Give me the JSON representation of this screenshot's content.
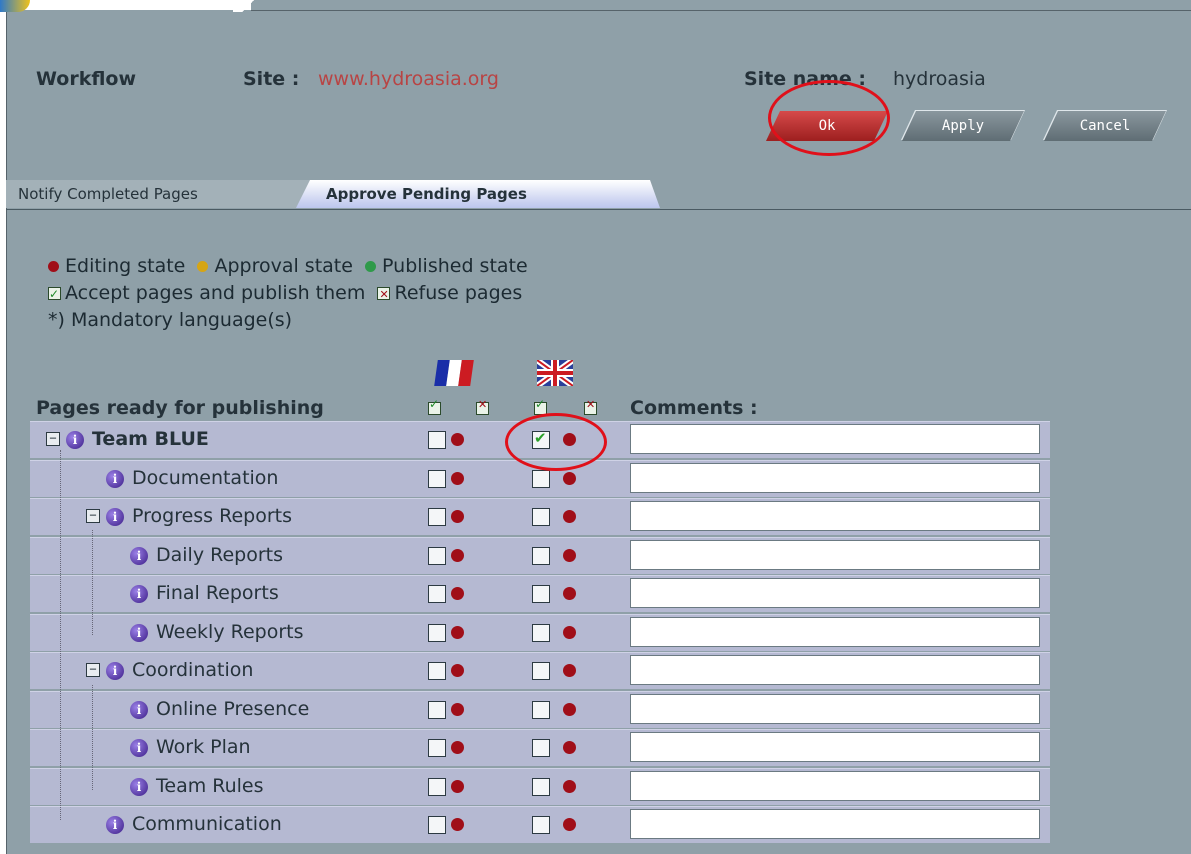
{
  "header": {
    "workflow_label": "Workflow",
    "site_label": "Site :",
    "site_url": "www.hydroasia.org",
    "site_name_label": "Site name :",
    "site_name": "hydroasia"
  },
  "buttons": {
    "ok": "Ok",
    "apply": "Apply",
    "cancel": "Cancel"
  },
  "tabs": [
    {
      "label": "Notify Completed Pages",
      "active": false
    },
    {
      "label": "Approve Pending Pages",
      "active": true
    }
  ],
  "legend": {
    "editing": "Editing state",
    "approval": "Approval state",
    "published": "Published state",
    "accept": "Accept pages and publish them",
    "refuse": "Refuse pages",
    "mandatory": "*) Mandatory language(s)"
  },
  "table": {
    "pages_header": "Pages ready for publishing",
    "comments_header": "Comments :",
    "rows": [
      {
        "label": "Team BLUE",
        "fr_checked": false,
        "en_checked": true
      },
      {
        "label": "Documentation",
        "fr_checked": false,
        "en_checked": false
      },
      {
        "label": "Progress Reports",
        "fr_checked": false,
        "en_checked": false
      },
      {
        "label": "Daily Reports",
        "fr_checked": false,
        "en_checked": false
      },
      {
        "label": "Final Reports",
        "fr_checked": false,
        "en_checked": false
      },
      {
        "label": "Weekly Reports",
        "fr_checked": false,
        "en_checked": false
      },
      {
        "label": "Coordination",
        "fr_checked": false,
        "en_checked": false
      },
      {
        "label": "Online Presence",
        "fr_checked": false,
        "en_checked": false
      },
      {
        "label": "Work Plan",
        "fr_checked": false,
        "en_checked": false
      },
      {
        "label": "Team Rules",
        "fr_checked": false,
        "en_checked": false
      },
      {
        "label": "Communication",
        "fr_checked": false,
        "en_checked": false
      }
    ]
  },
  "colors": {
    "panel": "#8fa0a8",
    "row": "#b5b9d2",
    "accent_red": "#e0101a"
  },
  "icons": [
    "info-icon",
    "expand-collapse-icon",
    "flag-fr-icon",
    "flag-uk-icon",
    "accept-icon",
    "refuse-icon"
  ]
}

-- -- --

* _Exercise prompt_: Leave out the pictures and return every record word for word.

* _Reply_:
Give me the JSON representation of this screenshot's content.
{
  "header": {
    "workflow_label": "Workflow",
    "site_label": "Site :",
    "site_url": "www.hydroasia.org",
    "site_name_label": "Site name :",
    "site_name": "hydroasia"
  },
  "buttons": {
    "ok": "Ok",
    "apply": "Apply",
    "cancel": "Cancel"
  },
  "tabs": [
    {
      "label": "Notify Completed Pages",
      "active": false
    },
    {
      "label": "Approve Pending Pages",
      "active": true
    }
  ],
  "legend": {
    "editing": "Editing state",
    "approval": "Approval state",
    "published": "Published state",
    "accept": "Accept pages and publish them",
    "refuse": "Refuse pages",
    "mandatory": "*) Mandatory language(s)"
  },
  "table": {
    "pages_header": "Pages ready for publishing",
    "comments_header": "Comments :",
    "rows": [
      {
        "label": "Team BLUE",
        "fr_checked": false,
        "en_checked": true
      },
      {
        "label": "Documentation",
        "fr_checked": false,
        "en_checked": false
      },
      {
        "label": "Progress Reports",
        "fr_checked": false,
        "en_checked": false
      },
      {
        "label": "Daily Reports",
        "fr_checked": false,
        "en_checked": false
      },
      {
        "label": "Final Reports",
        "fr_checked": false,
        "en_checked": false
      },
      {
        "label": "Weekly Reports",
        "fr_checked": false,
        "en_checked": false
      },
      {
        "label": "Coordination",
        "fr_checked": false,
        "en_checked": false
      },
      {
        "label": "Online Presence",
        "fr_checked": false,
        "en_checked": false
      },
      {
        "label": "Work Plan",
        "fr_checked": false,
        "en_checked": false
      },
      {
        "label": "Team Rules",
        "fr_checked": false,
        "en_checked": false
      },
      {
        "label": "Communication",
        "fr_checked": false,
        "en_checked": false
      }
    ]
  },
  "colors": {
    "panel": "#8fa0a8",
    "row": "#b5b9d2",
    "accent_red": "#e0101a"
  },
  "icons": [
    "info-icon",
    "expand-collapse-icon",
    "flag-fr-icon",
    "flag-uk-icon",
    "accept-icon",
    "refuse-icon"
  ]
}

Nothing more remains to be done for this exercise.